◆ **What is asked**
Beneath this task is a listing; retype all of it exactly.

+++

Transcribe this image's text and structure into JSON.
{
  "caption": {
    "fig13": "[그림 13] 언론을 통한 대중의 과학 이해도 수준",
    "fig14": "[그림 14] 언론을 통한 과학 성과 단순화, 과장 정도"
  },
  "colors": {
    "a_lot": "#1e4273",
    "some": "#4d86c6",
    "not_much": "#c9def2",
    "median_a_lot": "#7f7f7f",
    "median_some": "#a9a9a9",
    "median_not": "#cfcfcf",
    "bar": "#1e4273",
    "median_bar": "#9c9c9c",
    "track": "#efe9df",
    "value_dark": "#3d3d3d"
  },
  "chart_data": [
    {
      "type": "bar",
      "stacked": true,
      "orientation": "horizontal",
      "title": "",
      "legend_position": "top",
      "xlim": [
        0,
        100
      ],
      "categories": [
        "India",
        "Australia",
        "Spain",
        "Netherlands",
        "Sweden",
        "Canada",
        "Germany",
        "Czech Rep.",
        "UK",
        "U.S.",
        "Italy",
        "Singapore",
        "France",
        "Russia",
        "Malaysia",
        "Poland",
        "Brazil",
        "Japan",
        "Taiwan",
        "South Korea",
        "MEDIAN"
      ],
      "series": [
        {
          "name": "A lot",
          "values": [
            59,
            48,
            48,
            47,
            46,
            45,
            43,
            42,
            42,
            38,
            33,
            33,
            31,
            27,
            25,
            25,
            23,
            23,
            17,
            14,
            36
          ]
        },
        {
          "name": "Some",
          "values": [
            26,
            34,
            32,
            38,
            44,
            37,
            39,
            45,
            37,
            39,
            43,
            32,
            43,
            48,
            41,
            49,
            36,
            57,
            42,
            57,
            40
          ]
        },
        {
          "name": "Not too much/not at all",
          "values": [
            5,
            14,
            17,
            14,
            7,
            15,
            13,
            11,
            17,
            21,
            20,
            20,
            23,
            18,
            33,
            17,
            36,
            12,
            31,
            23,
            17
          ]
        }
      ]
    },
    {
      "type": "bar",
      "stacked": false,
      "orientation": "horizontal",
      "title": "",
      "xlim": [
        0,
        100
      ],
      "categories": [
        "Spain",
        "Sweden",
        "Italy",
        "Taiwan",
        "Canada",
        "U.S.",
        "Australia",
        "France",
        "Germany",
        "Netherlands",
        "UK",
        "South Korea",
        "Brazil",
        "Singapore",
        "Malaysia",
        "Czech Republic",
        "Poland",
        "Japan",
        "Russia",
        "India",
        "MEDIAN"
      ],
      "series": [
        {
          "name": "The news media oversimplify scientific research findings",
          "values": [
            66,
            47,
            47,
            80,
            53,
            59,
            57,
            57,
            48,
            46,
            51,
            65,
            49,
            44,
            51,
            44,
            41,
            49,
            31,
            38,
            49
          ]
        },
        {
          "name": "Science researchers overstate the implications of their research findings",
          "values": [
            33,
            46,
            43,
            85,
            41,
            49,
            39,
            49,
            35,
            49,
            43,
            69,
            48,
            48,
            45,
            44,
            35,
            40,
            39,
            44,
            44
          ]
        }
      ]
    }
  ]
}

+++

◆ **Completed task**
Transcribe this image's text and structure into JSON.
{
  "caption": {
    "fig13": "[그림 13] 언론을 통한 대중의 과학 이해도 수준",
    "fig14": "[그림 14] 언론을 통한 과학 성과 단순화, 과장 정도"
  },
  "colors": {
    "a_lot": "#1e4273",
    "some": "#4d86c6",
    "not_much": "#c9def2",
    "median_a_lot": "#7f7f7f",
    "median_some": "#a9a9a9",
    "median_not": "#cfcfcf",
    "bar": "#1e4273",
    "median_bar": "#9c9c9c",
    "track": "#efe9df",
    "value_dark": "#3d3d3d"
  },
  "chart_data": [
    {
      "type": "bar",
      "stacked": true,
      "orientation": "horizontal",
      "title": "",
      "legend_position": "top",
      "xlim": [
        0,
        100
      ],
      "categories": [
        "India",
        "Australia",
        "Spain",
        "Netherlands",
        "Sweden",
        "Canada",
        "Germany",
        "Czech Rep.",
        "UK",
        "U.S.",
        "Italy",
        "Singapore",
        "France",
        "Russia",
        "Malaysia",
        "Poland",
        "Brazil",
        "Japan",
        "Taiwan",
        "South Korea",
        "MEDIAN"
      ],
      "series": [
        {
          "name": "A lot",
          "values": [
            59,
            48,
            48,
            47,
            46,
            45,
            43,
            42,
            42,
            38,
            33,
            33,
            31,
            27,
            25,
            25,
            23,
            23,
            17,
            14,
            36
          ]
        },
        {
          "name": "Some",
          "values": [
            26,
            34,
            32,
            38,
            44,
            37,
            39,
            45,
            37,
            39,
            43,
            32,
            43,
            48,
            41,
            49,
            36,
            57,
            42,
            57,
            40
          ]
        },
        {
          "name": "Not too much/not at all",
          "values": [
            5,
            14,
            17,
            14,
            7,
            15,
            13,
            11,
            17,
            21,
            20,
            20,
            23,
            18,
            33,
            17,
            36,
            12,
            31,
            23,
            17
          ]
        }
      ]
    },
    {
      "type": "bar",
      "stacked": false,
      "orientation": "horizontal",
      "title": "",
      "xlim": [
        0,
        100
      ],
      "categories": [
        "Spain",
        "Sweden",
        "Italy",
        "Taiwan",
        "Canada",
        "U.S.",
        "Australia",
        "France",
        "Germany",
        "Netherlands",
        "UK",
        "South Korea",
        "Brazil",
        "Singapore",
        "Malaysia",
        "Czech Republic",
        "Poland",
        "Japan",
        "Russia",
        "India",
        "MEDIAN"
      ],
      "series": [
        {
          "name": "The news media oversimplify scientific research findings",
          "values": [
            66,
            47,
            47,
            80,
            53,
            59,
            57,
            57,
            48,
            46,
            51,
            65,
            49,
            44,
            51,
            44,
            41,
            49,
            31,
            38,
            49
          ]
        },
        {
          "name": "Science researchers overstate the implications of their research findings",
          "values": [
            33,
            46,
            43,
            85,
            41,
            49,
            39,
            49,
            35,
            49,
            43,
            69,
            48,
            48,
            45,
            44,
            35,
            40,
            39,
            44,
            44
          ]
        }
      ]
    }
  ]
}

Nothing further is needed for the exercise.